**DO THIS**
Repeat each entry as written and leave the images out of the copy.

**ENTRIES PROVIDED**
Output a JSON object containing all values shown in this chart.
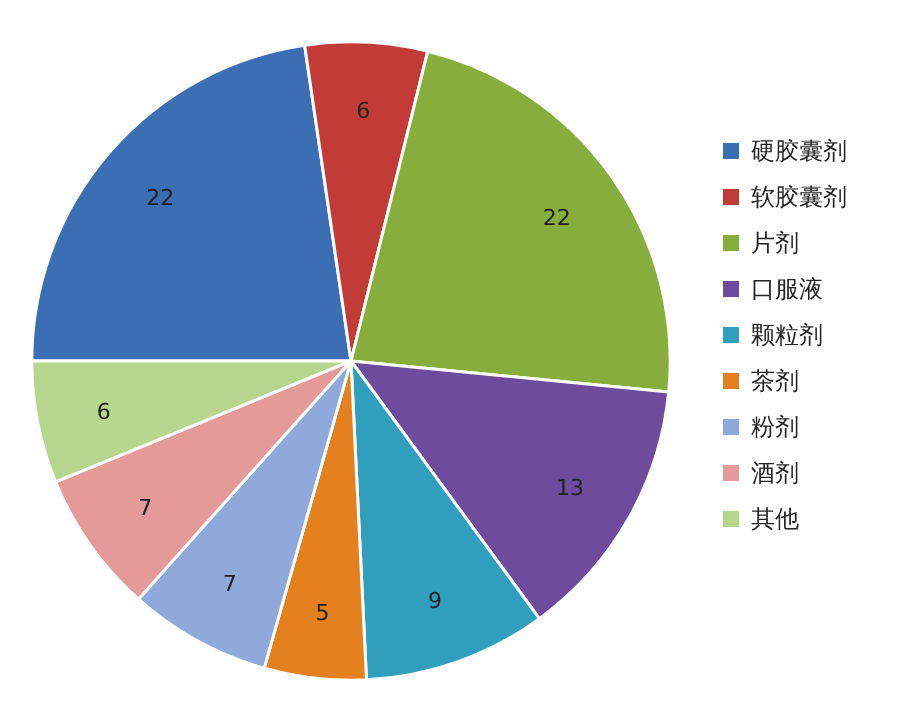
{
  "chart_data": {
    "type": "pie",
    "categories": [
      "硬胶囊剂",
      "软胶囊剂",
      "片剂",
      "口服液",
      "颗粒剂",
      "茶剂",
      "粉剂",
      "酒剂",
      "其他"
    ],
    "values": [
      22,
      6,
      22,
      13,
      9,
      5,
      7,
      7,
      6
    ],
    "colors": [
      "#3b6eb3",
      "#c23b36",
      "#87ad3d",
      "#6e4b9c",
      "#2f9fbd",
      "#e5801f",
      "#8ea9da",
      "#e39a99",
      "#b6d68d"
    ],
    "data_labels": true,
    "legend": "right"
  }
}
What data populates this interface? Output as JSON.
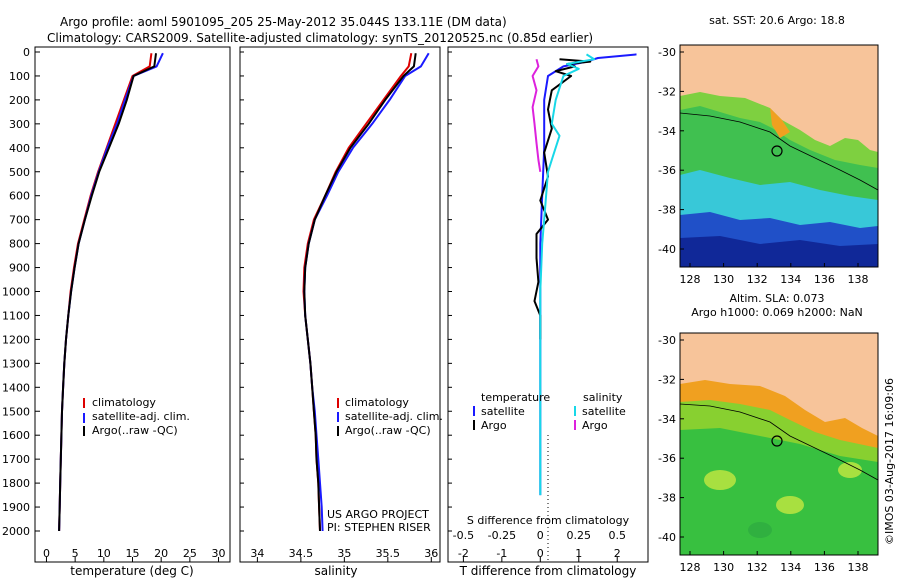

**SOLUTION TO THE EXERCISE**
Output a JSON object containing all values shown in this chart.
{
  "chart_data": {
    "type": "pie",
    "categories": [
      "硬胶囊剂",
      "软胶囊剂",
      "片剂",
      "口服液",
      "颗粒剂",
      "茶剂",
      "粉剂",
      "酒剂",
      "其他"
    ],
    "values": [
      22,
      6,
      22,
      13,
      9,
      5,
      7,
      7,
      6
    ],
    "colors": [
      "#3b6eb3",
      "#c23b36",
      "#87ad3d",
      "#6e4b9c",
      "#2f9fbd",
      "#e5801f",
      "#8ea9da",
      "#e39a99",
      "#b6d68d"
    ],
    "data_labels": true,
    "legend": "right"
  }
}
What data populates this interface? Output as JSON.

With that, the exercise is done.